Instructions for the task =>
Copy all lines below exactly as written. Leave pictures out.

(Stored records)
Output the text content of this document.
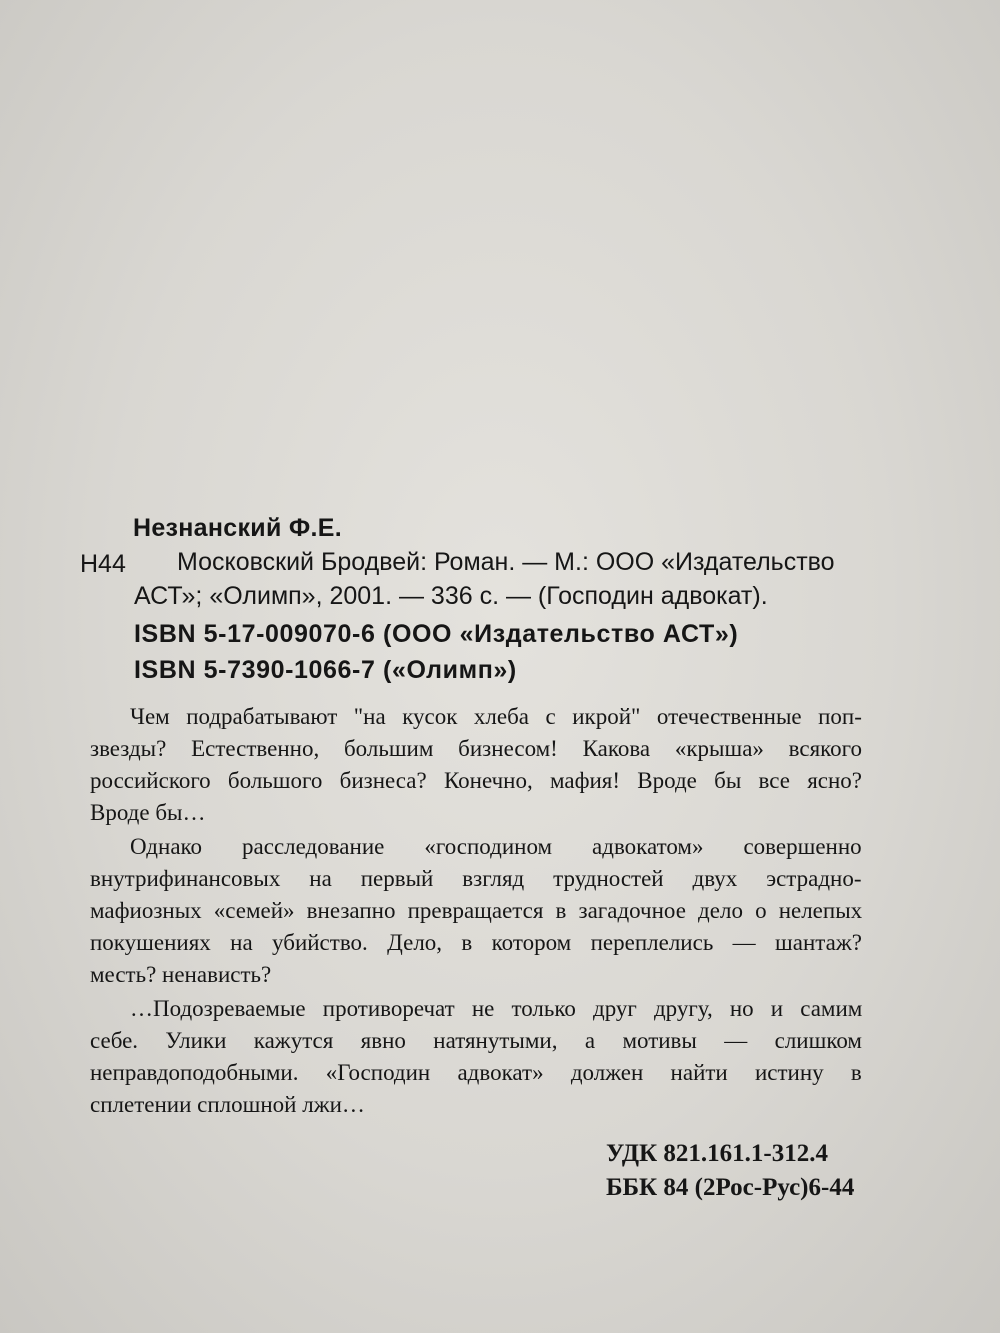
Незнанский Ф.Е.
Н44 Московский Бродвей: Роман. — М.: ООО «Издательство
АСТ»; «Олимп», 2001. — 336 с. — (Господин адвокат).
ISBN 5-17-009070-6 (ООО «Издательство АСТ»)
ISBN 5-7390-1066-7 («Олимп»)
Чем подрабатывают "на кусок хлеба с икрой" отечественные поп-
звезды? Естественно, большим бизнесом! Какова «крыша» всякого
российского большого бизнеса? Конечно, мафия! Вроде бы все ясно?
Вроде бы…
Однако расследование «господином адвокатом» совершенно
внутрифинансовых на первый взгляд трудностей двух эстрадно-
мафиозных «семей» внезапно превращается в загадочное дело о нелепых
покушениях на убийство. Дело, в котором переплелись — шантаж?
месть? ненависть?
…Подозреваемые противоречат не только друг другу, но и самим
себе. Улики кажутся явно натянутыми, а мотивы — слишком
неправдоподобными. «Господин адвокат» должен найти истину в
сплетении сплошной лжи…
УДК 821.161.1-312.4
ББК 84 (2Рос-Рус)6-44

Final result =>
Output the text content of this document.
Незнанский Ф.Е.
Н44 Московский Бродвей: Роман. — М.: ООО «Издательство
АСТ»; «Олимп», 2001. — 336 с. — (Господин адвокат).
ISBN 5-17-009070-6 (ООО «Издательство АСТ»)
ISBN 5-7390-1066-7 («Олимп»)
Чем подрабатывают "на кусок хлеба с икрой" отечественные поп-
звезды? Естественно, большим бизнесом! Какова «крыша» всякого
российского большого бизнеса? Конечно, мафия! Вроде бы все ясно?
Вроде бы…
Однако расследование «господином адвокатом» совершенно
внутрифинансовых на первый взгляд трудностей двух эстрадно-
мафиозных «семей» внезапно превращается в загадочное дело о нелепых
покушениях на убийство. Дело, в котором переплелись — шантаж?
месть? ненависть?
…Подозреваемые противоречат не только друг другу, но и самим
себе. Улики кажутся явно натянутыми, а мотивы — слишком
неправдоподобными. «Господин адвокат» должен найти истину в
сплетении сплошной лжи…
УДК 821.161.1-312.4
ББК 84 (2Рос-Рус)6-44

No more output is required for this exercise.